__Exercise aim__: The records that follow need to be output exactly as they are.

__Supplied records__:

───

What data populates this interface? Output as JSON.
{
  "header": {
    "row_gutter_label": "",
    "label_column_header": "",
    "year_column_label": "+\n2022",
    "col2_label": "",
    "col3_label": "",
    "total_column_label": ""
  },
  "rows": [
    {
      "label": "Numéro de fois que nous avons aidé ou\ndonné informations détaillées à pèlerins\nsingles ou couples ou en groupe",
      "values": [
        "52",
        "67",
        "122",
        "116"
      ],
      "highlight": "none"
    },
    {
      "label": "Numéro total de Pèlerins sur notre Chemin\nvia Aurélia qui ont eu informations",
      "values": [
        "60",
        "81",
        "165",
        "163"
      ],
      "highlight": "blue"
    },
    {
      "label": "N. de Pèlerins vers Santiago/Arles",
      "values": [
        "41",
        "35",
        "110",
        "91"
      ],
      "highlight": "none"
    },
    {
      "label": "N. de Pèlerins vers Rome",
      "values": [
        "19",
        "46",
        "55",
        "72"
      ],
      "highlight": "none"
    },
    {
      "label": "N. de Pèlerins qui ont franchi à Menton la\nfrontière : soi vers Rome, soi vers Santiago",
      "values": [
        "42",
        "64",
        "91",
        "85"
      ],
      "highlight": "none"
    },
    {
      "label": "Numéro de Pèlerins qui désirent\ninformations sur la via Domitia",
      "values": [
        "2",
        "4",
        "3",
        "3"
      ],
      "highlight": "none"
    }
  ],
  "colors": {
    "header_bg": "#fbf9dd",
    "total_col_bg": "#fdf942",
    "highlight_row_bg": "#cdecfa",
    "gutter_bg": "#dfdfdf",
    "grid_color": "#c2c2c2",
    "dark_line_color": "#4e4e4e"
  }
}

───

__Exercise answer__:
What data populates this interface? Output as JSON.
{
  "header": {
    "row_gutter_label": "",
    "label_column_header": "",
    "year_column_label": "+\n2022",
    "col2_label": "",
    "col3_label": "",
    "total_column_label": ""
  },
  "rows": [
    {
      "label": "Numéro de fois que nous avons aidé ou\ndonné informations détaillées à pèlerins\nsingles ou couples ou en groupe",
      "values": [
        "52",
        "67",
        "122",
        "116"
      ],
      "highlight": "none"
    },
    {
      "label": "Numéro total de Pèlerins sur notre Chemin\nvia Aurélia qui ont eu informations",
      "values": [
        "60",
        "81",
        "165",
        "163"
      ],
      "highlight": "blue"
    },
    {
      "label": "N. de Pèlerins vers Santiago/Arles",
      "values": [
        "41",
        "35",
        "110",
        "91"
      ],
      "highlight": "none"
    },
    {
      "label": "N. de Pèlerins vers Rome",
      "values": [
        "19",
        "46",
        "55",
        "72"
      ],
      "highlight": "none"
    },
    {
      "label": "N. de Pèlerins qui ont franchi à Menton la\nfrontière : soi vers Rome, soi vers Santiago",
      "values": [
        "42",
        "64",
        "91",
        "85"
      ],
      "highlight": "none"
    },
    {
      "label": "Numéro de Pèlerins qui désirent\ninformations sur la via Domitia",
      "values": [
        "2",
        "4",
        "3",
        "3"
      ],
      "highlight": "none"
    }
  ],
  "colors": {
    "header_bg": "#fbf9dd",
    "total_col_bg": "#fdf942",
    "highlight_row_bg": "#cdecfa",
    "gutter_bg": "#dfdfdf",
    "grid_color": "#c2c2c2",
    "dark_line_color": "#4e4e4e"
  }
}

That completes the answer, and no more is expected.